Dataset items
· · ·

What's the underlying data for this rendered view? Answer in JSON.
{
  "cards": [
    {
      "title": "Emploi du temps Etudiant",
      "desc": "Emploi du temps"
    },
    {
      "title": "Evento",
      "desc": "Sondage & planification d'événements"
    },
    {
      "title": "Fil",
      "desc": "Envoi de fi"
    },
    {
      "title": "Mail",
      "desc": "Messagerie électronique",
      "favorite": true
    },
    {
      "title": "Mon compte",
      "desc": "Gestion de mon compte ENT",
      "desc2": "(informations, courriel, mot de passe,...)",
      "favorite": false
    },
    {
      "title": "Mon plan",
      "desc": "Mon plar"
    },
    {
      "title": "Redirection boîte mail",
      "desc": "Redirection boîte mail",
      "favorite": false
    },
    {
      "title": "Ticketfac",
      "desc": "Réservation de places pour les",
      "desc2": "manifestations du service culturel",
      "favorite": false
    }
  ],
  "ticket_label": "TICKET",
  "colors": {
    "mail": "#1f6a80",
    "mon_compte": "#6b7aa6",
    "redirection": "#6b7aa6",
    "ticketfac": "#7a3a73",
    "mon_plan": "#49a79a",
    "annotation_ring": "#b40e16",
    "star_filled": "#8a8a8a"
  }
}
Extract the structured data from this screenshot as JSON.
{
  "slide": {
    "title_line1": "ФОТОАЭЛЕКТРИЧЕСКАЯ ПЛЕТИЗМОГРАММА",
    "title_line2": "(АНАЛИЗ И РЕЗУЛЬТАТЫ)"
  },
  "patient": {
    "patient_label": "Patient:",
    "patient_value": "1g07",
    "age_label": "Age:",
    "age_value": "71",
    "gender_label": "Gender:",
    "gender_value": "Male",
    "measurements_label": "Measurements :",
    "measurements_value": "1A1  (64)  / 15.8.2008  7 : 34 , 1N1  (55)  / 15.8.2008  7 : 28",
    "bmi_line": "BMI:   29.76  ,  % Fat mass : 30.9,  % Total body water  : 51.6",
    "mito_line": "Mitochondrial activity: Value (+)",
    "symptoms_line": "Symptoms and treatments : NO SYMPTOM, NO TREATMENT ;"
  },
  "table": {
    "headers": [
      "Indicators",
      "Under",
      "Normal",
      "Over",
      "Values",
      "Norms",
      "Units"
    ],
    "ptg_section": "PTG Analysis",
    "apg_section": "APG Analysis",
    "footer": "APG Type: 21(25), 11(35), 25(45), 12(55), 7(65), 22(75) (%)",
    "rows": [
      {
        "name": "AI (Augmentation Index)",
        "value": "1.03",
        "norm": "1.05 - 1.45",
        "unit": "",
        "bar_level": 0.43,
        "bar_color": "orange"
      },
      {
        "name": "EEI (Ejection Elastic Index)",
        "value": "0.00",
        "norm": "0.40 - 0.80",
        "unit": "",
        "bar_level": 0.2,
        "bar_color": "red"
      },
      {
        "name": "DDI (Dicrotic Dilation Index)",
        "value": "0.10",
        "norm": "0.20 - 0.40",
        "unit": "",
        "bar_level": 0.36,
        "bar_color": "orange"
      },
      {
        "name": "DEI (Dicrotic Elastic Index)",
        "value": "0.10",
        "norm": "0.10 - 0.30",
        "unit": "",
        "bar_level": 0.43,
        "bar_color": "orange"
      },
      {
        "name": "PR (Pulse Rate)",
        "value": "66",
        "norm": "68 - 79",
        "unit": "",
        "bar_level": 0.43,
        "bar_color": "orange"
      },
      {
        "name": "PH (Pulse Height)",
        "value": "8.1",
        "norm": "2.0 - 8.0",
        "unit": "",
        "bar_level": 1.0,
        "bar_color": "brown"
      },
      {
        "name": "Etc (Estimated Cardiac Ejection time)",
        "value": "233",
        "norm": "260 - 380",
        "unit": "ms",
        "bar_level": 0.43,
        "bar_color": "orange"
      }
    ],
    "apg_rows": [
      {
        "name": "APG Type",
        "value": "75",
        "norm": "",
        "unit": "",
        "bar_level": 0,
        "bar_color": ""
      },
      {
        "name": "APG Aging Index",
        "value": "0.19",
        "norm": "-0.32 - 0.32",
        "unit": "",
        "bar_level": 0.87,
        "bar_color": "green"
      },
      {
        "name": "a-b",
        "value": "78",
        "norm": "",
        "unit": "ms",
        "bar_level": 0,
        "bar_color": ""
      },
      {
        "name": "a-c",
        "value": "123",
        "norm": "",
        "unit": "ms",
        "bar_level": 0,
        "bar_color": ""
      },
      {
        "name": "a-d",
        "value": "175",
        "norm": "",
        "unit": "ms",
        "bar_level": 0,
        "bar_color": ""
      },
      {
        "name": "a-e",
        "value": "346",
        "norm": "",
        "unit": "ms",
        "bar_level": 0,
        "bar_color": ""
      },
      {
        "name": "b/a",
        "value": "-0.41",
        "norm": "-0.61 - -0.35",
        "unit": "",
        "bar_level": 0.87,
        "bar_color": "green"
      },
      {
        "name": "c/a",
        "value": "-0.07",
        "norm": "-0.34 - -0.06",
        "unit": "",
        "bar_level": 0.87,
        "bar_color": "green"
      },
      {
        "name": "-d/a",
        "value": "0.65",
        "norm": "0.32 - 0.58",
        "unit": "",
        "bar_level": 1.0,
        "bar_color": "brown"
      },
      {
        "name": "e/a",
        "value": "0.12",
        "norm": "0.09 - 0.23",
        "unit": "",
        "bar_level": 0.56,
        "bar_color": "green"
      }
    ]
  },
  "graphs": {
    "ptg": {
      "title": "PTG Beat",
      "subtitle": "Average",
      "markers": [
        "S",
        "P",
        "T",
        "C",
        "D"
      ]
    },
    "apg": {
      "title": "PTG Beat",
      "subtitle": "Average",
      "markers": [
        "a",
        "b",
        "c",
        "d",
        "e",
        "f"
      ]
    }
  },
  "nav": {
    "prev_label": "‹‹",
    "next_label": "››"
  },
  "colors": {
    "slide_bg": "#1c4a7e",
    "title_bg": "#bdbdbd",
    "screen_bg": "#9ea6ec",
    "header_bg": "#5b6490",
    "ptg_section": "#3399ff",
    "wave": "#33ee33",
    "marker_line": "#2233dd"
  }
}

· · ·

Transcribe the material exactly as it reads.

What's the underlying data for this rendered view? Answer in JSON.
{
  "cards": [
    {
      "title": "Emploi du temps Etudiant",
      "desc": "Emploi du temps"
    },
    {
      "title": "Evento",
      "desc": "Sondage & planification d'événements"
    },
    {
      "title": "Fil",
      "desc": "Envoi de fi"
    },
    {
      "title": "Mail",
      "desc": "Messagerie électronique",
      "favorite": true
    },
    {
      "title": "Mon compte",
      "desc": "Gestion de mon compte ENT",
      "desc2": "(informations, courriel, mot de passe,...)",
      "favorite": false
    },
    {
      "title": "Mon plan",
      "desc": "Mon plar"
    },
    {
      "title": "Redirection boîte mail",
      "desc": "Redirection boîte mail",
      "favorite": false
    },
    {
      "title": "Ticketfac",
      "desc": "Réservation de places pour les",
      "desc2": "manifestations du service culturel",
      "favorite": false
    }
  ],
  "ticket_label": "TICKET",
  "colors": {
    "mail": "#1f6a80",
    "mon_compte": "#6b7aa6",
    "redirection": "#6b7aa6",
    "ticketfac": "#7a3a73",
    "mon_plan": "#49a79a",
    "annotation_ring": "#b40e16",
    "star_filled": "#8a8a8a"
  }
}
Extract the structured data from this screenshot as JSON.
{
  "slide": {
    "title_line1": "ФОТОАЭЛЕКТРИЧЕСКАЯ ПЛЕТИЗМОГРАММА",
    "title_line2": "(АНАЛИЗ И РЕЗУЛЬТАТЫ)"
  },
  "patient": {
    "patient_label": "Patient:",
    "patient_value": "1g07",
    "age_label": "Age:",
    "age_value": "71",
    "gender_label": "Gender:",
    "gender_value": "Male",
    "measurements_label": "Measurements :",
    "measurements_value": "1A1  (64)  / 15.8.2008  7 : 34 , 1N1  (55)  / 15.8.2008  7 : 28",
    "bmi_line": "BMI:   29.76  ,  % Fat mass : 30.9,  % Total body water  : 51.6",
    "mito_line": "Mitochondrial activity: Value (+)",
    "symptoms_line": "Symptoms and treatments : NO SYMPTOM, NO TREATMENT ;"
  },
  "table": {
    "headers": [
      "Indicators",
      "Under",
      "Normal",
      "Over",
      "Values",
      "Norms",
      "Units"
    ],
    "ptg_section": "PTG Analysis",
    "apg_section": "APG Analysis",
    "footer": "APG Type: 21(25), 11(35), 25(45), 12(55), 7(65), 22(75) (%)",
    "rows": [
      {
        "name": "AI (Augmentation Index)",
        "value": "1.03",
        "norm": "1.05 - 1.45",
        "unit": "",
        "bar_level": 0.43,
        "bar_color": "orange"
      },
      {
        "name": "EEI (Ejection Elastic Index)",
        "value": "0.00",
        "norm": "0.40 - 0.80",
        "unit": "",
        "bar_level": 0.2,
        "bar_color": "red"
      },
      {
        "name": "DDI (Dicrotic Dilation Index)",
        "value": "0.10",
        "norm": "0.20 - 0.40",
        "unit": "",
        "bar_level": 0.36,
        "bar_color": "orange"
      },
      {
        "name": "DEI (Dicrotic Elastic Index)",
        "value": "0.10",
        "norm": "0.10 - 0.30",
        "unit": "",
        "bar_level": 0.43,
        "bar_color": "orange"
      },
      {
        "name": "PR (Pulse Rate)",
        "value": "66",
        "norm": "68 - 79",
        "unit": "",
        "bar_level": 0.43,
        "bar_color": "orange"
      },
      {
        "name": "PH (Pulse Height)",
        "value": "8.1",
        "norm": "2.0 - 8.0",
        "unit": "",
        "bar_level": 1.0,
        "bar_color": "brown"
      },
      {
        "name": "Etc (Estimated Cardiac Ejection time)",
        "value": "233",
        "norm": "260 - 380",
        "unit": "ms",
        "bar_level": 0.43,
        "bar_color": "orange"
      }
    ],
    "apg_rows": [
      {
        "name": "APG Type",
        "value": "75",
        "norm": "",
        "unit": "",
        "bar_level": 0,
        "bar_color": ""
      },
      {
        "name": "APG Aging Index",
        "value": "0.19",
        "norm": "-0.32 - 0.32",
        "unit": "",
        "bar_level": 0.87,
        "bar_color": "green"
      },
      {
        "name": "a-b",
        "value": "78",
        "norm": "",
        "unit": "ms",
        "bar_level": 0,
        "bar_color": ""
      },
      {
        "name": "a-c",
        "value": "123",
        "norm": "",
        "unit": "ms",
        "bar_level": 0,
        "bar_color": ""
      },
      {
        "name": "a-d",
        "value": "175",
        "norm": "",
        "unit": "ms",
        "bar_level": 0,
        "bar_color": ""
      },
      {
        "name": "a-e",
        "value": "346",
        "norm": "",
        "unit": "ms",
        "bar_level": 0,
        "bar_color": ""
      },
      {
        "name": "b/a",
        "value": "-0.41",
        "norm": "-0.61 - -0.35",
        "unit": "",
        "bar_level": 0.87,
        "bar_color": "green"
      },
      {
        "name": "c/a",
        "value": "-0.07",
        "norm": "-0.34 - -0.06",
        "unit": "",
        "bar_level": 0.87,
        "bar_color": "green"
      },
      {
        "name": "-d/a",
        "value": "0.65",
        "norm": "0.32 - 0.58",
        "unit": "",
        "bar_level": 1.0,
        "bar_color": "brown"
      },
      {
        "name": "e/a",
        "value": "0.12",
        "norm": "0.09 - 0.23",
        "unit": "",
        "bar_level": 0.56,
        "bar_color": "green"
      }
    ]
  },
  "graphs": {
    "ptg": {
      "title": "PTG Beat",
      "subtitle": "Average",
      "markers": [
        "S",
        "P",
        "T",
        "C",
        "D"
      ]
    },
    "apg": {
      "title": "PTG Beat",
      "subtitle": "Average",
      "markers": [
        "a",
        "b",
        "c",
        "d",
        "e",
        "f"
      ]
    }
  },
  "nav": {
    "prev_label": "‹‹",
    "next_label": "››"
  },
  "colors": {
    "slide_bg": "#1c4a7e",
    "title_bg": "#bdbdbd",
    "screen_bg": "#9ea6ec",
    "header_bg": "#5b6490",
    "ptg_section": "#3399ff",
    "wave": "#33ee33",
    "marker_line": "#2233dd"
  }
}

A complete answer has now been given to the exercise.